--- AIM ---
Can you transcribe every entry word for word, skipping the images?

(Extracted records)

>> start

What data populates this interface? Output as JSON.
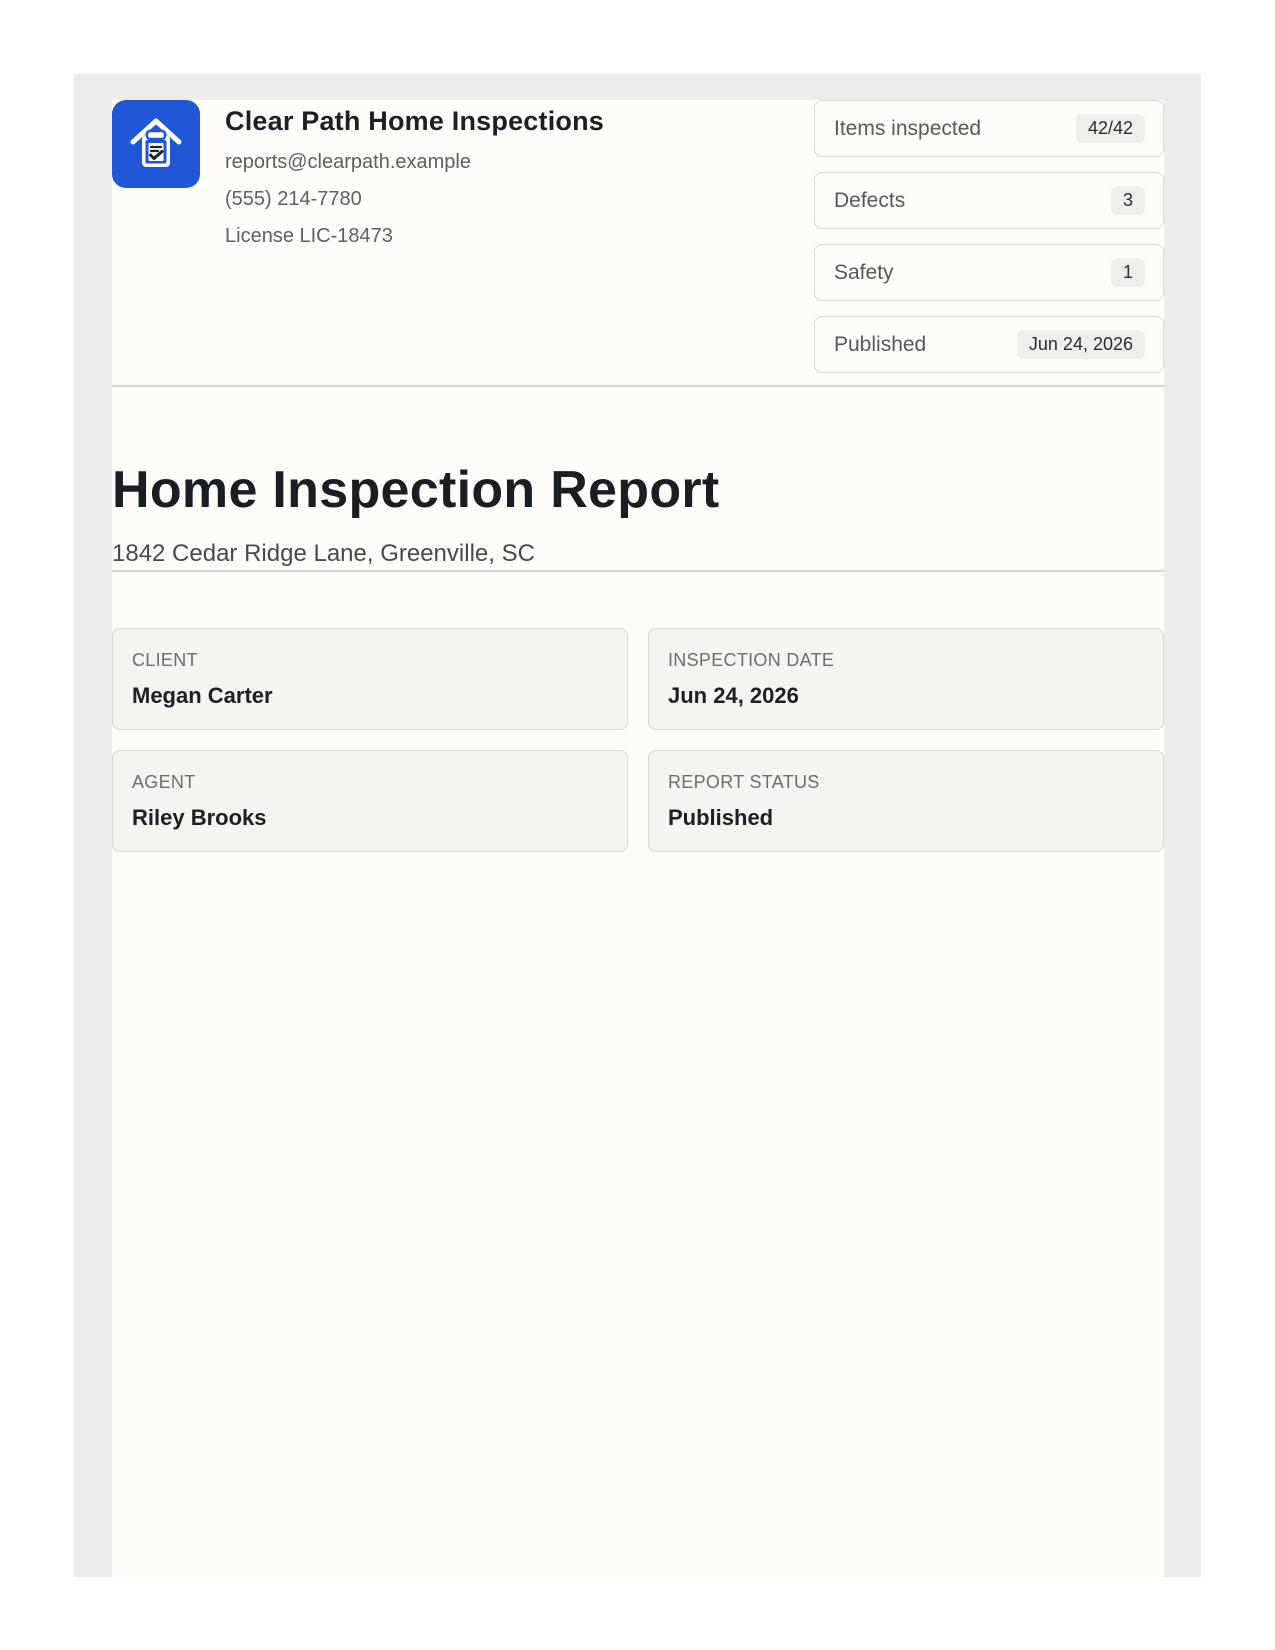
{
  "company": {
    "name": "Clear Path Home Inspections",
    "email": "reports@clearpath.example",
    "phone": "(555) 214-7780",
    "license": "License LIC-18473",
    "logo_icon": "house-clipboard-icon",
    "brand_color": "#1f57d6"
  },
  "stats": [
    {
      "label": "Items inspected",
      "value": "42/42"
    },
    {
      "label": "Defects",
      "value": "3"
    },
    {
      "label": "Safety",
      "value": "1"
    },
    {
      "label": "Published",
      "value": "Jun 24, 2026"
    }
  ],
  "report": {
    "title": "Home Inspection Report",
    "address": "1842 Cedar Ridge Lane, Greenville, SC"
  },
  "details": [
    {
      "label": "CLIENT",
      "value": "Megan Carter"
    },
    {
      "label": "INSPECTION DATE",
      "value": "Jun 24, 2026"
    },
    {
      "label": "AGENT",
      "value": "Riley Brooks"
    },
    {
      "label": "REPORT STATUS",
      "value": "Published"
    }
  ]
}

>> end

--- RESULT ---
What data populates this interface? Output as JSON.
{
  "company": {
    "name": "Clear Path Home Inspections",
    "email": "reports@clearpath.example",
    "phone": "(555) 214-7780",
    "license": "License LIC-18473",
    "logo_icon": "house-clipboard-icon",
    "brand_color": "#1f57d6"
  },
  "stats": [
    {
      "label": "Items inspected",
      "value": "42/42"
    },
    {
      "label": "Defects",
      "value": "3"
    },
    {
      "label": "Safety",
      "value": "1"
    },
    {
      "label": "Published",
      "value": "Jun 24, 2026"
    }
  ],
  "report": {
    "title": "Home Inspection Report",
    "address": "1842 Cedar Ridge Lane, Greenville, SC"
  },
  "details": [
    {
      "label": "CLIENT",
      "value": "Megan Carter"
    },
    {
      "label": "INSPECTION DATE",
      "value": "Jun 24, 2026"
    },
    {
      "label": "AGENT",
      "value": "Riley Brooks"
    },
    {
      "label": "REPORT STATUS",
      "value": "Published"
    }
  ]
}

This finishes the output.